RECORDS FOR THE TASK:
::::::::::

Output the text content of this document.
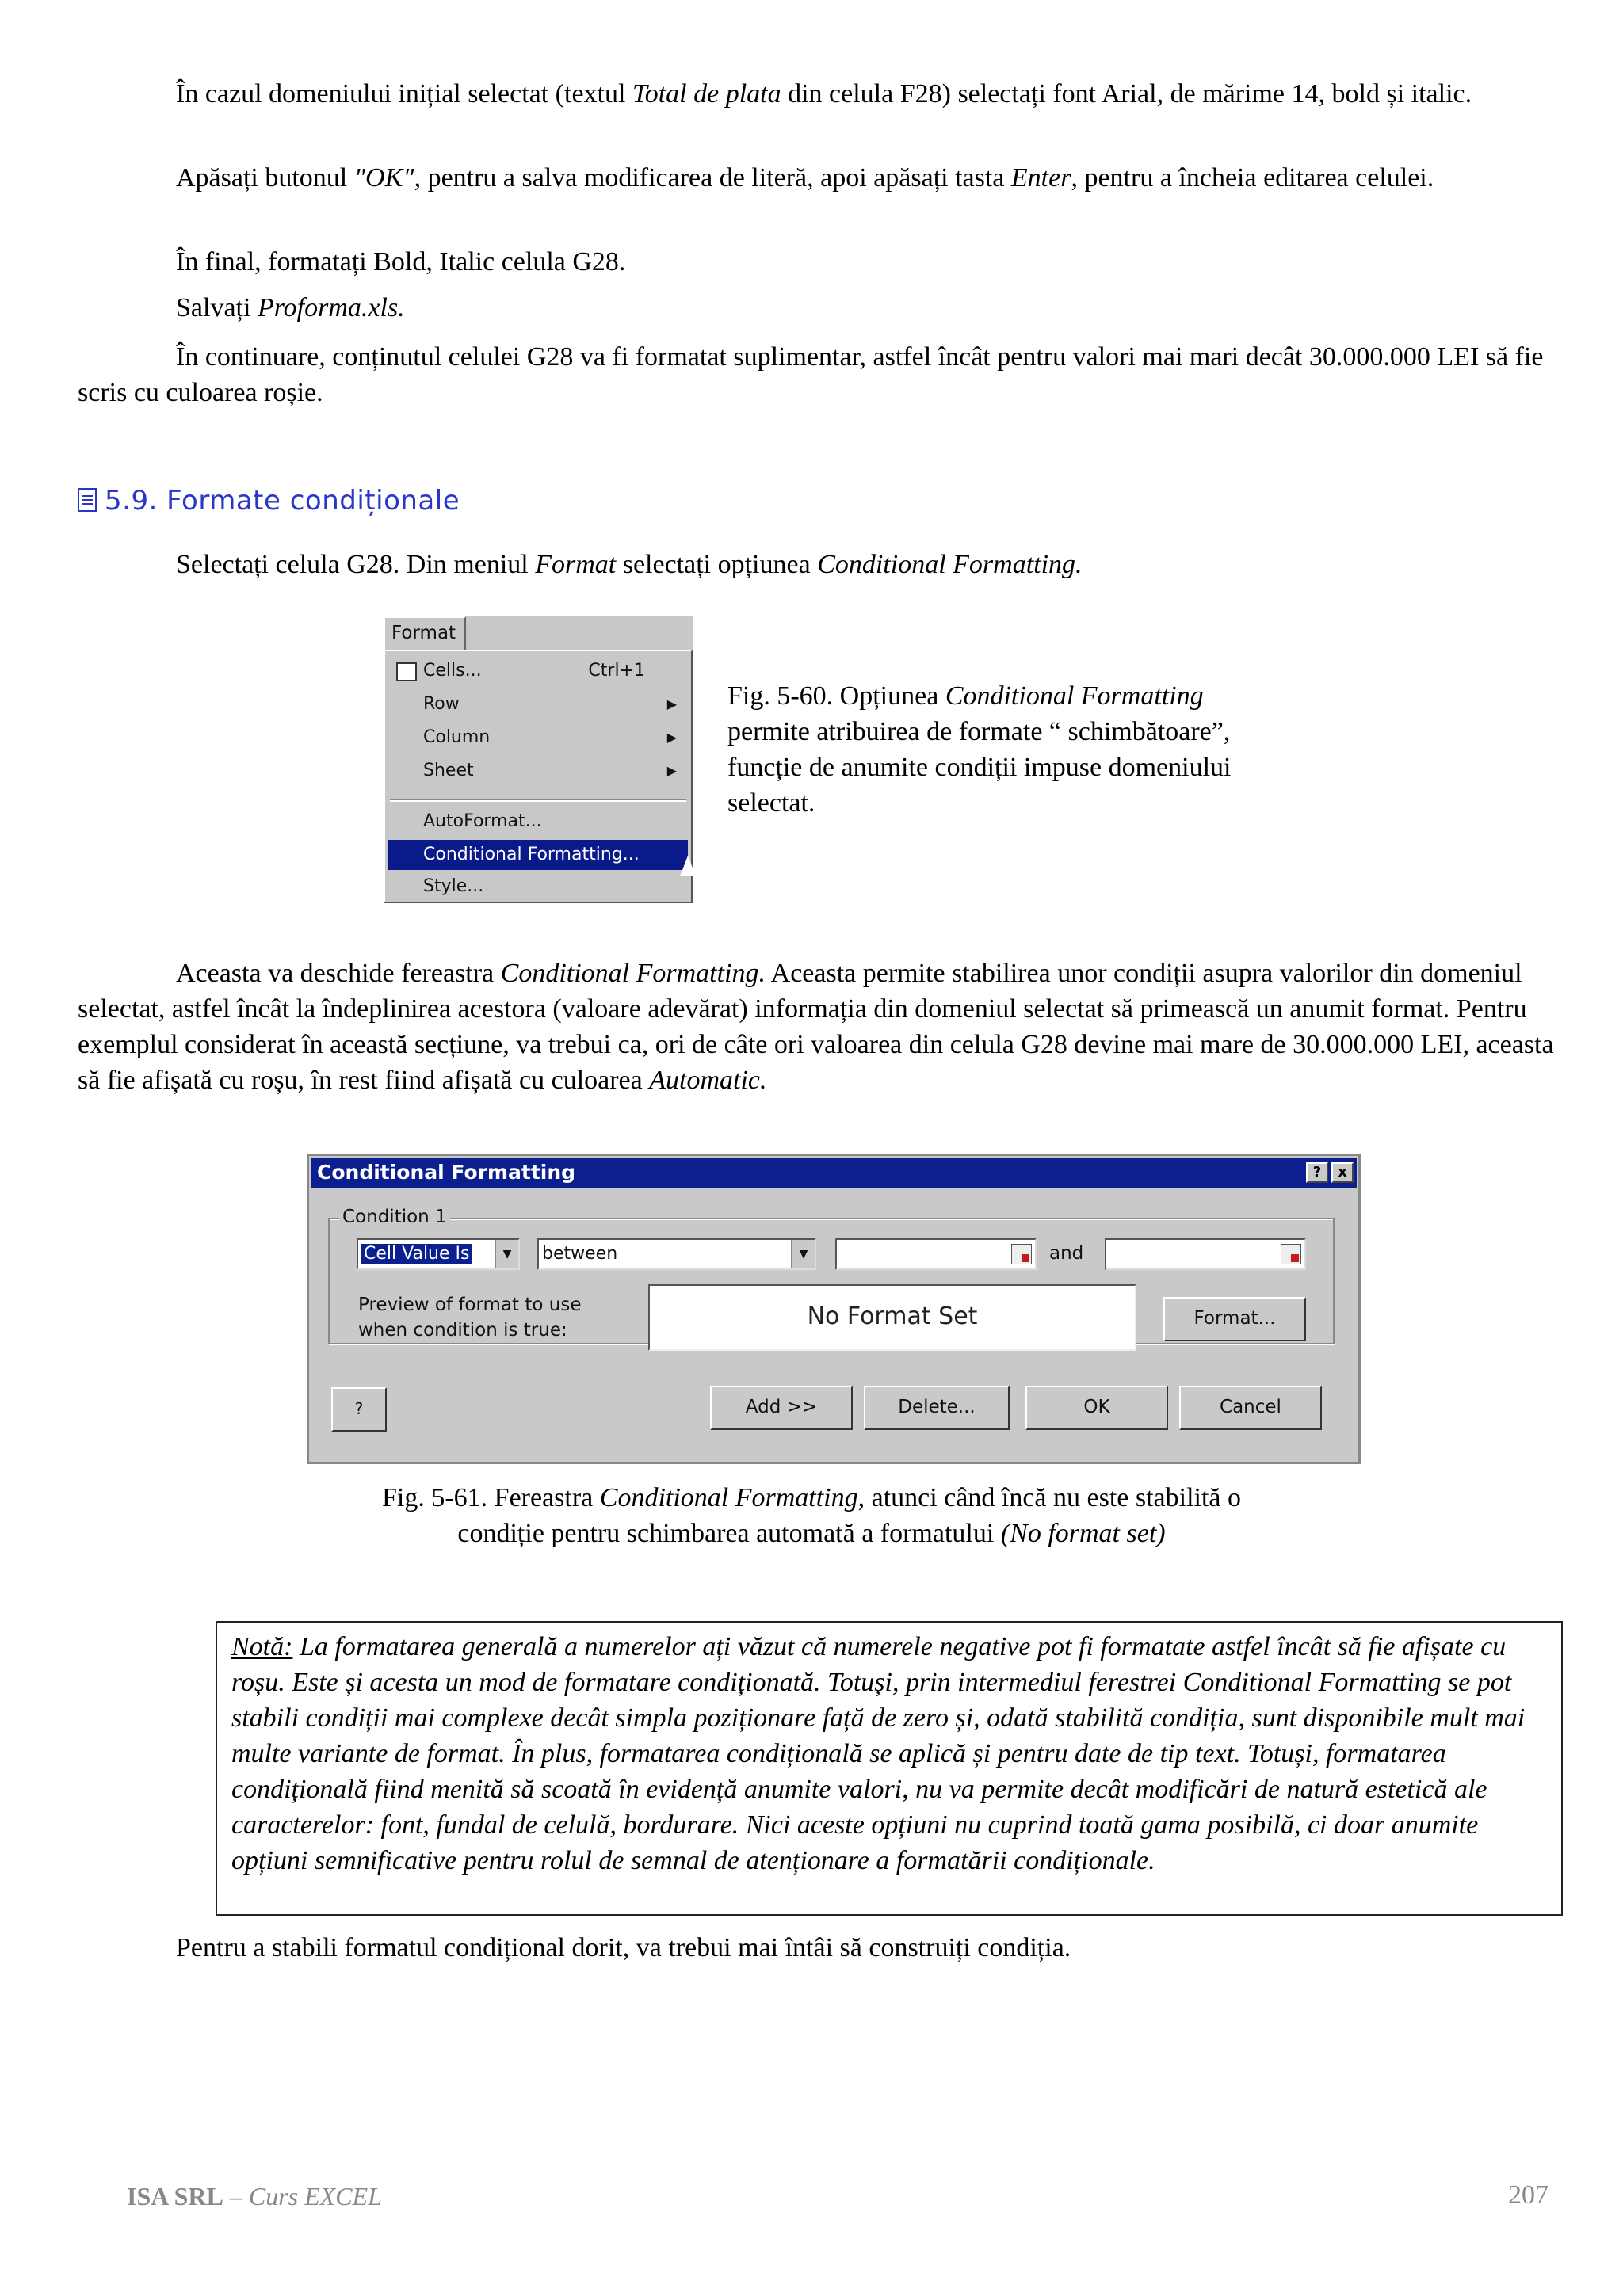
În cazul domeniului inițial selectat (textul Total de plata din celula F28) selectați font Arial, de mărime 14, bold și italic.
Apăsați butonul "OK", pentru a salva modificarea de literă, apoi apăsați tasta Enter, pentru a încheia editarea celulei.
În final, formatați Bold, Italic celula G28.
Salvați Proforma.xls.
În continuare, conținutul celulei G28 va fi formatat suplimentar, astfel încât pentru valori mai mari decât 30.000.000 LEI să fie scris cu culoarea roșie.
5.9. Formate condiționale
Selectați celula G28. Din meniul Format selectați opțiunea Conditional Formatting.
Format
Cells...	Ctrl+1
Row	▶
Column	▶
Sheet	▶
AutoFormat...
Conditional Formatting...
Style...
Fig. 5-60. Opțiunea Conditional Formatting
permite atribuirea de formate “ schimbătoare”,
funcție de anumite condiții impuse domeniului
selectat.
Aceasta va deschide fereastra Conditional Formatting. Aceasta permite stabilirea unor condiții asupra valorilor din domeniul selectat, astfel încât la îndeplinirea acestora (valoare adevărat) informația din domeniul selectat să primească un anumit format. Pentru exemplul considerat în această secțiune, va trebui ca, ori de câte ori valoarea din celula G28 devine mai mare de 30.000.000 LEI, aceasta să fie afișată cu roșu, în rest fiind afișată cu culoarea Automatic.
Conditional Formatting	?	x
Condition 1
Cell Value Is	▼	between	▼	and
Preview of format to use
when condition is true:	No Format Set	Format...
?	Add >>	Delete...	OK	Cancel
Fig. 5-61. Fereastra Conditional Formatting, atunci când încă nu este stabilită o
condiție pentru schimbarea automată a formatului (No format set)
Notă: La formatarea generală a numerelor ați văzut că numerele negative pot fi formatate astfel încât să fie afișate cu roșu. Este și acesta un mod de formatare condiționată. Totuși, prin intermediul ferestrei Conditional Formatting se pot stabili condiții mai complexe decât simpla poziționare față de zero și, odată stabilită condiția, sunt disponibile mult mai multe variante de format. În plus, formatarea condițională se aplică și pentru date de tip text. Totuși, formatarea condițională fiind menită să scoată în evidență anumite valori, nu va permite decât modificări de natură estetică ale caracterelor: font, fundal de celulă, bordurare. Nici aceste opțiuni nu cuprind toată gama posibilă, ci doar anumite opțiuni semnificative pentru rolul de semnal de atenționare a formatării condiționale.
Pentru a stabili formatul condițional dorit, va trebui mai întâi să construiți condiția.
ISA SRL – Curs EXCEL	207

::::::::::

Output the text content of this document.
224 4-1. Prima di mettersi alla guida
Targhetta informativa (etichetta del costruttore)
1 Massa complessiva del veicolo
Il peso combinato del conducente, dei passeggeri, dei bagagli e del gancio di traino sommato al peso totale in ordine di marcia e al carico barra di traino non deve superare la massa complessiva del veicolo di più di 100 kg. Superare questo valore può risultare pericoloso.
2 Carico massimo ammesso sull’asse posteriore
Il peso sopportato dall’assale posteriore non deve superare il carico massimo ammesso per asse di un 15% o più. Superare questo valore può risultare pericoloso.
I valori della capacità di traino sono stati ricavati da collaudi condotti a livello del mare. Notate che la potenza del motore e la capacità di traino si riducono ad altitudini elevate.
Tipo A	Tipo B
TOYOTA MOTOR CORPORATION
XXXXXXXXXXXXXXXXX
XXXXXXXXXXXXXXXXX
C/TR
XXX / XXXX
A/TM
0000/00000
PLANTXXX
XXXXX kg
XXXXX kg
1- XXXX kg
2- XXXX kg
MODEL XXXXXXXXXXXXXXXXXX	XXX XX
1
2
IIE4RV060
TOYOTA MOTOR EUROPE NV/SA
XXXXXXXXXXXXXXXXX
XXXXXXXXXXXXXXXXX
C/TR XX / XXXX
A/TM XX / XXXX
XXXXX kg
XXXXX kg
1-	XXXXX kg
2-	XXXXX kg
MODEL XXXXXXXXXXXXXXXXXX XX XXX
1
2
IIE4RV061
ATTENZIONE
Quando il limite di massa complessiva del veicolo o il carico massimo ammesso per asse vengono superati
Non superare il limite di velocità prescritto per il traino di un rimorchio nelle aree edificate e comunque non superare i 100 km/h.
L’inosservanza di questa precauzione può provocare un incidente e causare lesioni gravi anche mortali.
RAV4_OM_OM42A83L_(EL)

::::::::::

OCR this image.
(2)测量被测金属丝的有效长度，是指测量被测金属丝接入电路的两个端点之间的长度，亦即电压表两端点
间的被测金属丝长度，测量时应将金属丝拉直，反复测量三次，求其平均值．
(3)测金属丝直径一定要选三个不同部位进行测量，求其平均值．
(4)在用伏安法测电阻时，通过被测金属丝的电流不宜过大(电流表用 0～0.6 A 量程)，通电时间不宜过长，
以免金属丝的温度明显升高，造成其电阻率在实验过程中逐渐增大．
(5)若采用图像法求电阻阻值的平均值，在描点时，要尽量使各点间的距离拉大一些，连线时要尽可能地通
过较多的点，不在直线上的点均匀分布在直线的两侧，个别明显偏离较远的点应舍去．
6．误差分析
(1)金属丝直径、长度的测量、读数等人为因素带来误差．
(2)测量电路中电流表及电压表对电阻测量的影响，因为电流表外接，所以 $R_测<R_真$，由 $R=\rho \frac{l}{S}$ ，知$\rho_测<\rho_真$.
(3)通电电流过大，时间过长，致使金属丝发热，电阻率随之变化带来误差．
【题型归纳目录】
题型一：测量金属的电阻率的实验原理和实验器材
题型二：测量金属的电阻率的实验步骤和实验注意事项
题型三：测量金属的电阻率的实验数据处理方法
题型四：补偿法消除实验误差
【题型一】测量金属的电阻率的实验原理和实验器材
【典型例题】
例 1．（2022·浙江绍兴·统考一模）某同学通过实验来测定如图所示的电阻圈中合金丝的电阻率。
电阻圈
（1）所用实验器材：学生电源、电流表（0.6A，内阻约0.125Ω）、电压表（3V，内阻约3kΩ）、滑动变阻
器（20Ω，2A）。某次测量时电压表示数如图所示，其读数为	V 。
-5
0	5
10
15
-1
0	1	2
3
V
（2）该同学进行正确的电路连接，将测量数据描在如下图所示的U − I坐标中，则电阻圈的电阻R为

::::::::::

DIRECTIONS: Above are some records. Count the lines among them with the word "celulei", and answer with the number only.

RESPONSE: 2